───── KUTIPAN TEKS ─────

Kini Plato dapat menawarkan solusi terhadap problem, meskipun solusi tersebut
berlawanan secara radikal dengan pemikiran dan praktek Yunani pada masa itu. Ketika
tiap individu mempunyai tempat dalam kelas sosial di mana interese dan
talentanya cocok satu sama lain, maka keadilan bagi seseorang sebagai individu
dan bagi masyarakat menjadi mungkin. Bagaimana teori ini diterapkan secara
rinci dalam situasi nyata, hal itu terlalu kompleks dan baru bagi Plato. Namun Republic telah membuka jalan ke arah itu
dan membuktikan bahwa sekalipun negara merupakan sebuah organisme-tertinggi
yang memiliki tujuannya dan kepentingan sendiri, tidak perlu harus ada konflik
antara masyarakat dan individu. Dalam sebuah negara yang tahu bagaimana
menggunakan talentanya untuk kebaikan umum, seorang individu yang sungguh-sungguh
baik (seperti Socrates) tidak akan dieksekusi, melainkan akan menjadi seorang
warga negara yang berguna dan dihargai.

─────

▶ INSTRUKSI A:
Tuliskan ulang seluruh kutipan teks tentang Plato dan keadilan di atas kata demi kata, tanpa perubahan apa pun.

───── MASUKAN TUGAS ─────

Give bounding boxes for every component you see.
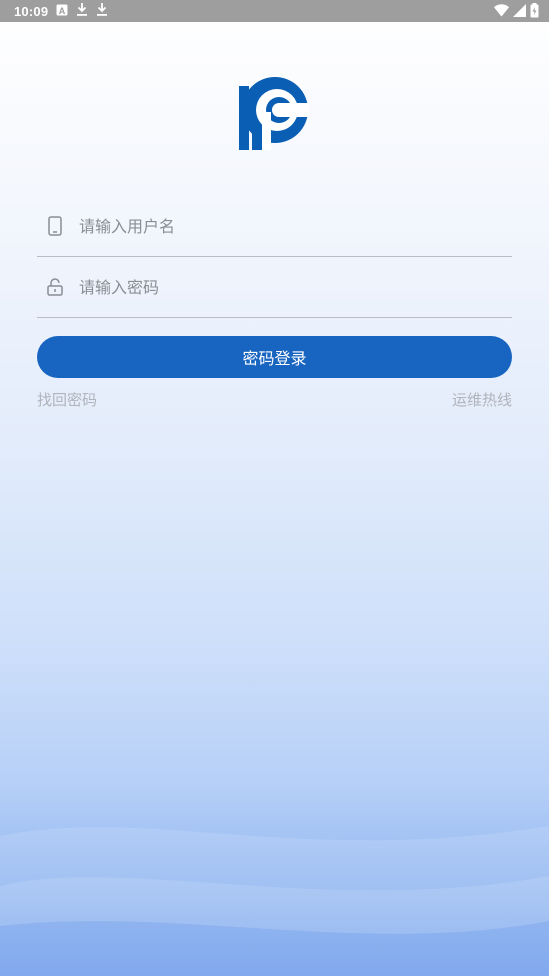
- signal-icon: [513, 4, 526, 20]
- download-icon: [96, 3, 108, 19]
- a-notification-icon: A: [56, 4, 68, 19]
- forgot-password-link[interactable]: 找回密码: [37, 389, 97, 410]
- background-wave: [0, 826, 549, 976]
- phone-icon: [37, 216, 73, 236]
- password-field: [37, 257, 512, 318]
- status-bar: 10:09 A: [0, 0, 549, 22]
- battery-icon: [530, 3, 539, 21]
- password-login-button[interactable]: 密码登录: [37, 336, 512, 378]
- pc-logo: [239, 76, 311, 152]
- svg-text:A: A: [59, 6, 66, 16]
- username-input[interactable]: [79, 216, 512, 236]
- ops-hotline-link[interactable]: 运维热线: [452, 389, 512, 410]
- password-input[interactable]: [79, 277, 512, 297]
- username-field: [37, 196, 512, 257]
- status-time: 10:09: [14, 3, 49, 19]
- wifi-icon: [494, 4, 509, 20]
- lock-icon: [37, 278, 73, 296]
- download-icon: [76, 3, 88, 19]
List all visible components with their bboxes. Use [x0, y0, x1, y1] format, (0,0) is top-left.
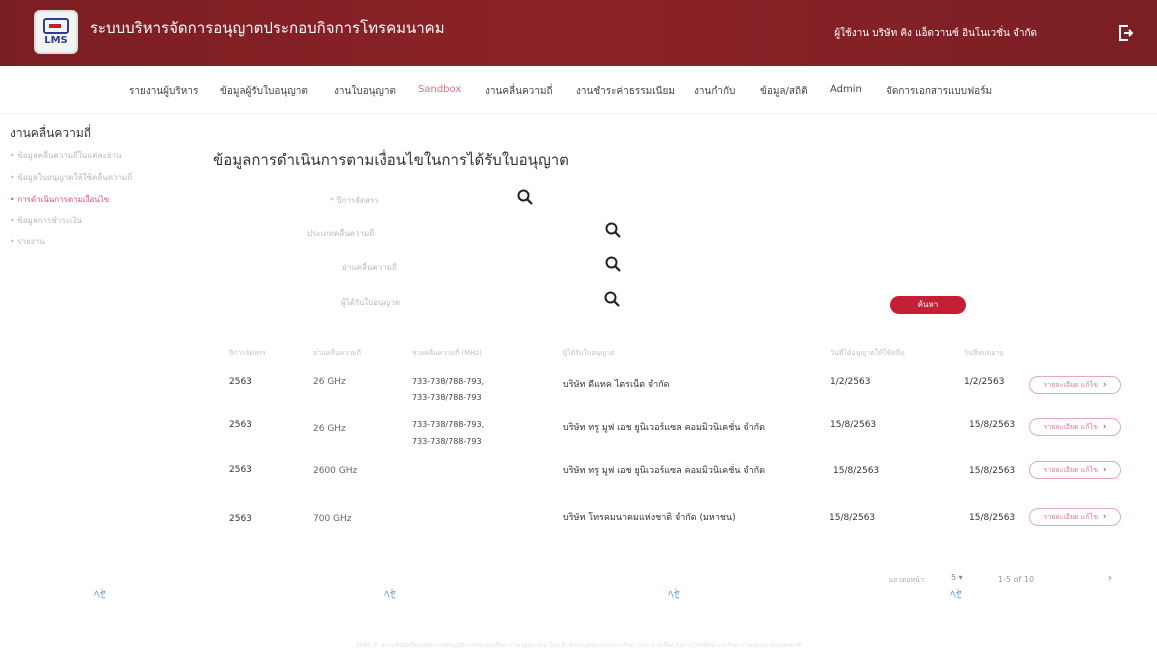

─────

▶ INSTRUKSI B:
Ambil seluruh baris rekaman dari set data di atas dan salin persis tanpa perubahan. Jangan sertakan gambarnya dalam jawaban.

▶ HASIL AKHIR A:
Kini Plato dapat menawarkan solusi terhadap problem, meskipun solusi tersebut
berlawanan secara radikal dengan pemikiran dan praktek Yunani pada masa itu. Ketika
tiap individu mempunyai tempat dalam kelas sosial di mana interese dan
talentanya cocok satu sama lain, maka keadilan bagi seseorang sebagai individu
dan bagi masyarakat menjadi mungkin. Bagaimana teori ini diterapkan secara
rinci dalam situasi nyata, hal itu terlalu kompleks dan baru bagi Plato. Namun Republic telah membuka jalan ke arah itu
dan membuktikan bahwa sekalipun negara merupakan sebuah organisme-tertinggi
yang memiliki tujuannya dan kepentingan sendiri, tidak perlu harus ada konflik
antara masyarakat dan individu. Dalam sebuah negara yang tahu bagaimana
menggunakan talentanya untuk kebaikan umum, seorang individu yang sungguh-sungguh
baik (seperti Socrates) tidak akan dieksekusi, melainkan akan menjadi seorang
warga negara yang berguna dan dihargai.

▶ HASIL AKHIR B:
Give bounding boxes for every component you see.
- signal-icon: [513, 4, 526, 20]
- download-icon: [96, 3, 108, 19]
- a-notification-icon: A: [56, 4, 68, 19]
- forgot-password-link[interactable]: 找回密码: [37, 389, 97, 410]
- background-wave: [0, 826, 549, 976]
- phone-icon: [37, 216, 73, 236]
- password-field: [37, 257, 512, 318]
- status-bar: 10:09 A: [0, 0, 549, 22]
- battery-icon: [530, 3, 539, 21]
- password-login-button[interactable]: 密码登录: [37, 336, 512, 378]
- pc-logo: [239, 76, 311, 152]
- svg-text:A: A: [59, 6, 66, 16]
- username-input[interactable]: [79, 216, 512, 236]
- ops-hotline-link[interactable]: 运维热线: [452, 389, 512, 410]
- password-input[interactable]: [79, 277, 512, 297]
- username-field: [37, 196, 512, 257]
- status-time: 10:09: [14, 3, 49, 19]
- wifi-icon: [494, 4, 509, 20]
- lock-icon: [37, 278, 73, 296]
- download-icon: [76, 3, 88, 19]
List all visible components with their bboxes. Use [x0, y0, x1, y1] format, (0,0) is top-left.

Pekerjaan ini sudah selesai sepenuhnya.